Stored entries
╔══

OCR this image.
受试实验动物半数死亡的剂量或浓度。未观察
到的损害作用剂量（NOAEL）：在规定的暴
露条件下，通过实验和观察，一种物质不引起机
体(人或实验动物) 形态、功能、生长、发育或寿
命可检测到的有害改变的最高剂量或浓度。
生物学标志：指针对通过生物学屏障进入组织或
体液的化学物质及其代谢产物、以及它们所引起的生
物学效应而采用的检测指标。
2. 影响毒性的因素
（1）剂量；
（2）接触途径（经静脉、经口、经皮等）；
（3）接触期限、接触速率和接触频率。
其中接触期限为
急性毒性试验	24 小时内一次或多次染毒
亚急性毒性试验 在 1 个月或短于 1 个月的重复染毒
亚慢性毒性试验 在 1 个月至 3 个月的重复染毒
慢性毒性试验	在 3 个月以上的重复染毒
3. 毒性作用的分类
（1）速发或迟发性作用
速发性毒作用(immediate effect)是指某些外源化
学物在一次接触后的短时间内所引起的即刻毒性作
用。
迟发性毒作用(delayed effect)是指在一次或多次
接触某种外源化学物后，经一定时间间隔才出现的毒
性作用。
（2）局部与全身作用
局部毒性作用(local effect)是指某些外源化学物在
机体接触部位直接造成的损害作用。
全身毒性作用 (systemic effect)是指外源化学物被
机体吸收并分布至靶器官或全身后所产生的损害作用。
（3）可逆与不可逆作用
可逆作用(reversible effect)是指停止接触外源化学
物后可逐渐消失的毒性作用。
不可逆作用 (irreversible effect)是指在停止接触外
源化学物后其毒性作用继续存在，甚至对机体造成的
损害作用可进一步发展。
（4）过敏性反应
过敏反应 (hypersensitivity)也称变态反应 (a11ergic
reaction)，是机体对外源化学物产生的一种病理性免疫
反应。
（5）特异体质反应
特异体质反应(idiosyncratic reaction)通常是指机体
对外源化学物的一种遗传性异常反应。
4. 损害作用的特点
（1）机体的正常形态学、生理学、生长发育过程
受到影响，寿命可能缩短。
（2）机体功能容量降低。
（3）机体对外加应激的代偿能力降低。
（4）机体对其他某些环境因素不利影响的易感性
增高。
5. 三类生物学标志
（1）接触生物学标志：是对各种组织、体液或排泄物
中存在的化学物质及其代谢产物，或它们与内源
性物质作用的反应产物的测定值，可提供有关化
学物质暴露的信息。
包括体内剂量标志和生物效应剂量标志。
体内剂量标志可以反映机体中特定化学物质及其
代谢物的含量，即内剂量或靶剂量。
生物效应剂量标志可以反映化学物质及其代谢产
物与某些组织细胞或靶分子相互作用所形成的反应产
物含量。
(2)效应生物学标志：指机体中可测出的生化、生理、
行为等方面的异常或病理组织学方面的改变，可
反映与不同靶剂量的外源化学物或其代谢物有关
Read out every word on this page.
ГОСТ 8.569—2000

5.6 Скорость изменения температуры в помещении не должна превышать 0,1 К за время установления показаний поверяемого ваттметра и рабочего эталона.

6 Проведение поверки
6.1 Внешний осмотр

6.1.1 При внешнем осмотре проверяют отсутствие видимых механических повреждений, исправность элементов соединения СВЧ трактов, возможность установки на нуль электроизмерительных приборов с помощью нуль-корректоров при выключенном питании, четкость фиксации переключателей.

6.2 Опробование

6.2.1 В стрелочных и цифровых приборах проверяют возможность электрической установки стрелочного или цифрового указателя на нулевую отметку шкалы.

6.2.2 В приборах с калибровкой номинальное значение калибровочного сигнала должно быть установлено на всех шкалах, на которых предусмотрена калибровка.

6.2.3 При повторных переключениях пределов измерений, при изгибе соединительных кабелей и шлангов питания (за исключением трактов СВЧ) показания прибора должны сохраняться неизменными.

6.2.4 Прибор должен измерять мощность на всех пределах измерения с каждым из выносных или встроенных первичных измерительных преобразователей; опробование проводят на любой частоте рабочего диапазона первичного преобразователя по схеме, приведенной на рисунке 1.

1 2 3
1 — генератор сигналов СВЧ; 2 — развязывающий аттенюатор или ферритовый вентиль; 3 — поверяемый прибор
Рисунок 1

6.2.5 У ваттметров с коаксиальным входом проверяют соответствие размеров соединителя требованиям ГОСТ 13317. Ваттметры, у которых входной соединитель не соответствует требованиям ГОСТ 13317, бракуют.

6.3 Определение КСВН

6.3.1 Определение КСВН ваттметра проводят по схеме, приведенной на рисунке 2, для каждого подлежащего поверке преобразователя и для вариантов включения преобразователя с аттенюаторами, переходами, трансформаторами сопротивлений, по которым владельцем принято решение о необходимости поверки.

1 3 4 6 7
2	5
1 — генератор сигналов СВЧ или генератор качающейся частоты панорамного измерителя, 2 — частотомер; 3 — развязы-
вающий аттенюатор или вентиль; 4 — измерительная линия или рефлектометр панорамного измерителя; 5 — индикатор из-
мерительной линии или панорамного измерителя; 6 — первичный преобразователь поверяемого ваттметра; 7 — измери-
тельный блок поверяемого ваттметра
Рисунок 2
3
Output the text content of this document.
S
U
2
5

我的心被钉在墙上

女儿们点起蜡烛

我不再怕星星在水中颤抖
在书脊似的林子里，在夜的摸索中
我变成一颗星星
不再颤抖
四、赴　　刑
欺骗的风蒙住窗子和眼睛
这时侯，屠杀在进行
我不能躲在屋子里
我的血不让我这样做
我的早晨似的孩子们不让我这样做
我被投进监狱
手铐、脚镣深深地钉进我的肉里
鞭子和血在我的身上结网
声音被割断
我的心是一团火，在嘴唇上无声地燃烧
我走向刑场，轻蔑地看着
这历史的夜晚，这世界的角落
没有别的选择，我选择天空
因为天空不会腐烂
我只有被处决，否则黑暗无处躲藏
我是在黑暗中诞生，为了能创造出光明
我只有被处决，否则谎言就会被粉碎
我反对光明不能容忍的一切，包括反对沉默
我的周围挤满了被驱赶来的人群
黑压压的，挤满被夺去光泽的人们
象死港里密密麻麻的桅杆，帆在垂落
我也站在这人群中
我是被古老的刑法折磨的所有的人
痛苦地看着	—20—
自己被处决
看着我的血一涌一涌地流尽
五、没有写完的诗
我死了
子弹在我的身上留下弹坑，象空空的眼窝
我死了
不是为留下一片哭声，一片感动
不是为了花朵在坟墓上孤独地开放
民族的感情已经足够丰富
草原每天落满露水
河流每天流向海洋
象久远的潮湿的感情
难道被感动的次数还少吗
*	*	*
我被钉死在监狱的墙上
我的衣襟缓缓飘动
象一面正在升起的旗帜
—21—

╚══

In the entries above, find each line with the word "сигналов" and copy it.

1 — генератор сигналов СВЧ; 2 — развязывающий аттенюатор или ферритовый вентиль; 3 — поверяемый прибор
1 — генератор сигналов СВЧ или генератор качающейся частоты панорамного измерителя, 2 — частотомер; 3 — развязы-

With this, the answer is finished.